Entries from a visual dataset
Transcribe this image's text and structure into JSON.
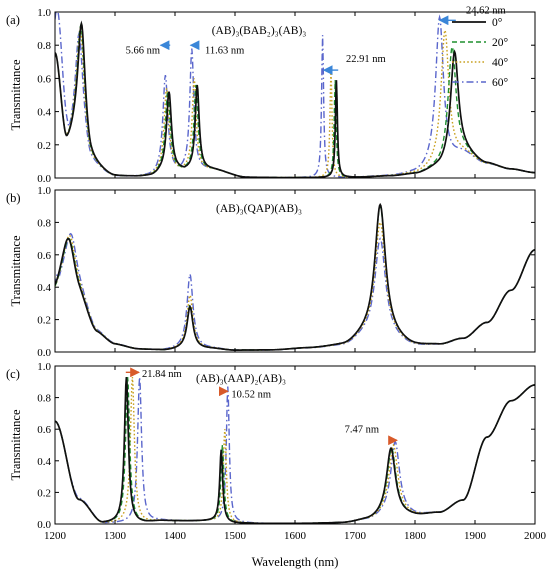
{
  "chart_data": {
    "type": "line",
    "xlabel": "Wavelength (nm)",
    "ylabel": "Transmittance",
    "xlim": [
      1200,
      2000
    ],
    "ylim": [
      0,
      1.0
    ],
    "x_ticks": [
      "1200",
      "1300",
      "1400",
      "1500",
      "1600",
      "1700",
      "1800",
      "1900",
      "2000"
    ],
    "y_ticks": [
      "0.0",
      "0.2",
      "0.4",
      "0.6",
      "0.8",
      "1.0"
    ],
    "series_styles": [
      {
        "name": "0°",
        "color": "#111111",
        "dash": "solid"
      },
      {
        "name": "20°",
        "color": "#1f8f2f",
        "dash": "dashed"
      },
      {
        "name": "40°",
        "color": "#c8a020",
        "dash": "dotted"
      },
      {
        "name": "60°",
        "color": "#5a66cc",
        "dash": "dash-dot"
      }
    ],
    "legend": {
      "position": "top-right",
      "panel": 0
    },
    "arrow_colors": {
      "blue": "#3a86d8",
      "red": "#d85a2a"
    },
    "panels": [
      {
        "tag": "(a)",
        "title": "(AB)₃(BAB₂)₃(AB)₃",
        "baseline": {
          "x": [
            1200,
            1220,
            1240,
            1260,
            1300,
            1360,
            1380,
            1420,
            1460,
            1520,
            1580,
            1640,
            1700,
            1760,
            1800,
            1840,
            1880,
            1920,
            1960,
            2000
          ],
          "y": [
            0.75,
            0.2,
            0.3,
            0.06,
            0.005,
            0.01,
            0.03,
            0.05,
            0.05,
            0.004,
            0.002,
            0.002,
            0.004,
            0.01,
            0.02,
            0.05,
            0.14,
            0.08,
            0.05,
            0.03
          ]
        },
        "peaks": {
          "0°": [
            [
              1244,
              0.93,
              7
            ],
            [
              1390,
              0.52,
              5
            ],
            [
              1437,
              0.56,
              4
            ],
            [
              1669,
              0.59,
              2
            ],
            [
              1866,
              0.76,
              8
            ]
          ],
          "20°": [
            [
              1243,
              0.92,
              7
            ],
            [
              1388,
              0.52,
              5
            ],
            [
              1435,
              0.56,
              4
            ],
            [
              1667,
              0.59,
              2
            ],
            [
              1862,
              0.79,
              8
            ]
          ],
          "40°": [
            [
              1242,
              0.9,
              7
            ],
            [
              1386,
              0.54,
              5
            ],
            [
              1432,
              0.6,
              4
            ],
            [
              1660,
              0.66,
              2
            ],
            [
              1850,
              0.89,
              8
            ]
          ],
          "60°": [
            [
              1240,
              0.87,
              7
            ],
            [
              1384,
              0.62,
              5
            ],
            [
              1428,
              0.78,
              4
            ],
            [
              1646,
              0.86,
              2
            ],
            [
              1841,
              0.97,
              8
            ]
          ]
        },
        "extra_60": [
          [
            1207,
            0.35,
            18
          ]
        ],
        "annotations": [
          {
            "text": "5.66 nm",
            "x": 1375,
            "y": 0.75,
            "arrow_from": 1392,
            "arrow_to": 1376,
            "arrow_y": 0.8,
            "color": "blue"
          },
          {
            "text": "11.63 nm",
            "x": 1450,
            "y": 0.75,
            "arrow_from": 1440,
            "arrow_to": 1426,
            "arrow_y": 0.8,
            "color": "blue"
          },
          {
            "text": "22.91 nm",
            "x": 1685,
            "y": 0.7,
            "arrow_from": 1672,
            "arrow_to": 1648,
            "arrow_y": 0.65,
            "color": "blue"
          },
          {
            "text": "24.62 nm",
            "x": 1885,
            "y": 0.99,
            "arrow_from": 1868,
            "arrow_to": 1841,
            "arrow_y": 0.95,
            "color": "blue"
          }
        ]
      },
      {
        "tag": "(b)",
        "title": "(AB)₃(QAP)(AB)₃",
        "baseline": {
          "x": [
            1200,
            1215,
            1240,
            1270,
            1300,
            1340,
            1380,
            1420,
            1460,
            1500,
            1560,
            1620,
            1680,
            1720,
            1760,
            1800,
            1840,
            1880,
            1920,
            1960,
            2000
          ],
          "y": [
            0.3,
            0.35,
            0.25,
            0.08,
            0.03,
            0.01,
            0.01,
            0.02,
            0.02,
            0.01,
            0.01,
            0.02,
            0.03,
            0.08,
            0.06,
            0.03,
            0.04,
            0.08,
            0.18,
            0.38,
            0.63
          ]
        },
        "peaks": {
          "0°": [
            [
              1222,
              0.7,
              14
            ],
            [
              1425,
              0.28,
              6
            ],
            [
              1742,
              0.91,
              11
            ]
          ],
          "20°": [
            [
              1223,
              0.7,
              14
            ],
            [
              1425,
              0.29,
              6
            ],
            [
              1742,
              0.9,
              11
            ]
          ],
          "40°": [
            [
              1224,
              0.72,
              14
            ],
            [
              1425,
              0.35,
              6
            ],
            [
              1742,
              0.8,
              11
            ]
          ],
          "60°": [
            [
              1226,
              0.73,
              14
            ],
            [
              1425,
              0.48,
              6
            ],
            [
              1742,
              0.7,
              11
            ]
          ]
        },
        "extra_60": [
          [
            1205,
            0.18,
            12
          ]
        ],
        "annotations": []
      },
      {
        "tag": "(c)",
        "title": "(AB)₃(AAP)₂(AB)₃",
        "baseline": {
          "x": [
            1200,
            1240,
            1280,
            1300,
            1340,
            1380,
            1420,
            1460,
            1500,
            1560,
            1620,
            1680,
            1720,
            1760,
            1800,
            1840,
            1880,
            1920,
            1960,
            2000
          ],
          "y": [
            0.65,
            0.15,
            0.005,
            0.005,
            0.005,
            0.02,
            0.02,
            0.02,
            0.005,
            0.003,
            0.003,
            0.005,
            0.02,
            0.05,
            0.05,
            0.07,
            0.15,
            0.55,
            0.78,
            0.88
          ]
        },
        "peaks": {
          "0°": [
            [
              1203,
              0.3,
              7
            ],
            [
              1319,
              0.93,
              4
            ],
            [
              1477,
              0.47,
              3
            ],
            [
              1760,
              0.48,
              9
            ]
          ],
          "20°": [
            [
              1204,
              0.3,
              7
            ],
            [
              1321,
              0.93,
              4
            ],
            [
              1479,
              0.5,
              3
            ],
            [
              1761,
              0.48,
              9
            ]
          ],
          "40°": [
            [
              1206,
              0.3,
              7
            ],
            [
              1329,
              0.93,
              4
            ],
            [
              1483,
              0.6,
              3
            ],
            [
              1764,
              0.5,
              9
            ]
          ],
          "60°": [
            [
              1213,
              0.3,
              9
            ],
            [
              1341,
              0.93,
              4
            ],
            [
              1488,
              0.87,
              3
            ],
            [
              1767,
              0.52,
              9
            ]
          ]
        },
        "extra_60": [],
        "annotations": [
          {
            "text": "21.84 nm",
            "x": 1345,
            "y": 0.93,
            "arrow_from": 1318,
            "arrow_to": 1340,
            "arrow_y": 0.96,
            "color": "red"
          },
          {
            "text": "10.52 nm",
            "x": 1494,
            "y": 0.8,
            "arrow_from": 1476,
            "arrow_to": 1488,
            "arrow_y": 0.84,
            "color": "red"
          },
          {
            "text": "7.47 nm",
            "x": 1740,
            "y": 0.58,
            "arrow_from": 1760,
            "arrow_to": 1770,
            "arrow_y": 0.53,
            "color": "red"
          }
        ]
      }
    ]
  }
}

** What the task asks **
Transcribe the whole listing exactly. Pictures stay out of your copy.

** Expected answer **
Transcribe this image's text and structure into JSON.
{
  "chart_data": {
    "type": "line",
    "xlabel": "Wavelength (nm)",
    "ylabel": "Transmittance",
    "xlim": [
      1200,
      2000
    ],
    "ylim": [
      0,
      1.0
    ],
    "x_ticks": [
      "1200",
      "1300",
      "1400",
      "1500",
      "1600",
      "1700",
      "1800",
      "1900",
      "2000"
    ],
    "y_ticks": [
      "0.0",
      "0.2",
      "0.4",
      "0.6",
      "0.8",
      "1.0"
    ],
    "series_styles": [
      {
        "name": "0°",
        "color": "#111111",
        "dash": "solid"
      },
      {
        "name": "20°",
        "color": "#1f8f2f",
        "dash": "dashed"
      },
      {
        "name": "40°",
        "color": "#c8a020",
        "dash": "dotted"
      },
      {
        "name": "60°",
        "color": "#5a66cc",
        "dash": "dash-dot"
      }
    ],
    "legend": {
      "position": "top-right",
      "panel": 0
    },
    "arrow_colors": {
      "blue": "#3a86d8",
      "red": "#d85a2a"
    },
    "panels": [
      {
        "tag": "(a)",
        "title": "(AB)₃(BAB₂)₃(AB)₃",
        "baseline": {
          "x": [
            1200,
            1220,
            1240,
            1260,
            1300,
            1360,
            1380,
            1420,
            1460,
            1520,
            1580,
            1640,
            1700,
            1760,
            1800,
            1840,
            1880,
            1920,
            1960,
            2000
          ],
          "y": [
            0.75,
            0.2,
            0.3,
            0.06,
            0.005,
            0.01,
            0.03,
            0.05,
            0.05,
            0.004,
            0.002,
            0.002,
            0.004,
            0.01,
            0.02,
            0.05,
            0.14,
            0.08,
            0.05,
            0.03
          ]
        },
        "peaks": {
          "0°": [
            [
              1244,
              0.93,
              7
            ],
            [
              1390,
              0.52,
              5
            ],
            [
              1437,
              0.56,
              4
            ],
            [
              1669,
              0.59,
              2
            ],
            [
              1866,
              0.76,
              8
            ]
          ],
          "20°": [
            [
              1243,
              0.92,
              7
            ],
            [
              1388,
              0.52,
              5
            ],
            [
              1435,
              0.56,
              4
            ],
            [
              1667,
              0.59,
              2
            ],
            [
              1862,
              0.79,
              8
            ]
          ],
          "40°": [
            [
              1242,
              0.9,
              7
            ],
            [
              1386,
              0.54,
              5
            ],
            [
              1432,
              0.6,
              4
            ],
            [
              1660,
              0.66,
              2
            ],
            [
              1850,
              0.89,
              8
            ]
          ],
          "60°": [
            [
              1240,
              0.87,
              7
            ],
            [
              1384,
              0.62,
              5
            ],
            [
              1428,
              0.78,
              4
            ],
            [
              1646,
              0.86,
              2
            ],
            [
              1841,
              0.97,
              8
            ]
          ]
        },
        "extra_60": [
          [
            1207,
            0.35,
            18
          ]
        ],
        "annotations": [
          {
            "text": "5.66 nm",
            "x": 1375,
            "y": 0.75,
            "arrow_from": 1392,
            "arrow_to": 1376,
            "arrow_y": 0.8,
            "color": "blue"
          },
          {
            "text": "11.63 nm",
            "x": 1450,
            "y": 0.75,
            "arrow_from": 1440,
            "arrow_to": 1426,
            "arrow_y": 0.8,
            "color": "blue"
          },
          {
            "text": "22.91 nm",
            "x": 1685,
            "y": 0.7,
            "arrow_from": 1672,
            "arrow_to": 1648,
            "arrow_y": 0.65,
            "color": "blue"
          },
          {
            "text": "24.62 nm",
            "x": 1885,
            "y": 0.99,
            "arrow_from": 1868,
            "arrow_to": 1841,
            "arrow_y": 0.95,
            "color": "blue"
          }
        ]
      },
      {
        "tag": "(b)",
        "title": "(AB)₃(QAP)(AB)₃",
        "baseline": {
          "x": [
            1200,
            1215,
            1240,
            1270,
            1300,
            1340,
            1380,
            1420,
            1460,
            1500,
            1560,
            1620,
            1680,
            1720,
            1760,
            1800,
            1840,
            1880,
            1920,
            1960,
            2000
          ],
          "y": [
            0.3,
            0.35,
            0.25,
            0.08,
            0.03,
            0.01,
            0.01,
            0.02,
            0.02,
            0.01,
            0.01,
            0.02,
            0.03,
            0.08,
            0.06,
            0.03,
            0.04,
            0.08,
            0.18,
            0.38,
            0.63
          ]
        },
        "peaks": {
          "0°": [
            [
              1222,
              0.7,
              14
            ],
            [
              1425,
              0.28,
              6
            ],
            [
              1742,
              0.91,
              11
            ]
          ],
          "20°": [
            [
              1223,
              0.7,
              14
            ],
            [
              1425,
              0.29,
              6
            ],
            [
              1742,
              0.9,
              11
            ]
          ],
          "40°": [
            [
              1224,
              0.72,
              14
            ],
            [
              1425,
              0.35,
              6
            ],
            [
              1742,
              0.8,
              11
            ]
          ],
          "60°": [
            [
              1226,
              0.73,
              14
            ],
            [
              1425,
              0.48,
              6
            ],
            [
              1742,
              0.7,
              11
            ]
          ]
        },
        "extra_60": [
          [
            1205,
            0.18,
            12
          ]
        ],
        "annotations": []
      },
      {
        "tag": "(c)",
        "title": "(AB)₃(AAP)₂(AB)₃",
        "baseline": {
          "x": [
            1200,
            1240,
            1280,
            1300,
            1340,
            1380,
            1420,
            1460,
            1500,
            1560,
            1620,
            1680,
            1720,
            1760,
            1800,
            1840,
            1880,
            1920,
            1960,
            2000
          ],
          "y": [
            0.65,
            0.15,
            0.005,
            0.005,
            0.005,
            0.02,
            0.02,
            0.02,
            0.005,
            0.003,
            0.003,
            0.005,
            0.02,
            0.05,
            0.05,
            0.07,
            0.15,
            0.55,
            0.78,
            0.88
          ]
        },
        "peaks": {
          "0°": [
            [
              1203,
              0.3,
              7
            ],
            [
              1319,
              0.93,
              4
            ],
            [
              1477,
              0.47,
              3
            ],
            [
              1760,
              0.48,
              9
            ]
          ],
          "20°": [
            [
              1204,
              0.3,
              7
            ],
            [
              1321,
              0.93,
              4
            ],
            [
              1479,
              0.5,
              3
            ],
            [
              1761,
              0.48,
              9
            ]
          ],
          "40°": [
            [
              1206,
              0.3,
              7
            ],
            [
              1329,
              0.93,
              4
            ],
            [
              1483,
              0.6,
              3
            ],
            [
              1764,
              0.5,
              9
            ]
          ],
          "60°": [
            [
              1213,
              0.3,
              9
            ],
            [
              1341,
              0.93,
              4
            ],
            [
              1488,
              0.87,
              3
            ],
            [
              1767,
              0.52,
              9
            ]
          ]
        },
        "extra_60": [],
        "annotations": [
          {
            "text": "21.84 nm",
            "x": 1345,
            "y": 0.93,
            "arrow_from": 1318,
            "arrow_to": 1340,
            "arrow_y": 0.96,
            "color": "red"
          },
          {
            "text": "10.52 nm",
            "x": 1494,
            "y": 0.8,
            "arrow_from": 1476,
            "arrow_to": 1488,
            "arrow_y": 0.84,
            "color": "red"
          },
          {
            "text": "7.47 nm",
            "x": 1740,
            "y": 0.58,
            "arrow_from": 1760,
            "arrow_to": 1770,
            "arrow_y": 0.53,
            "color": "red"
          }
        ]
      }
    ]
  }
}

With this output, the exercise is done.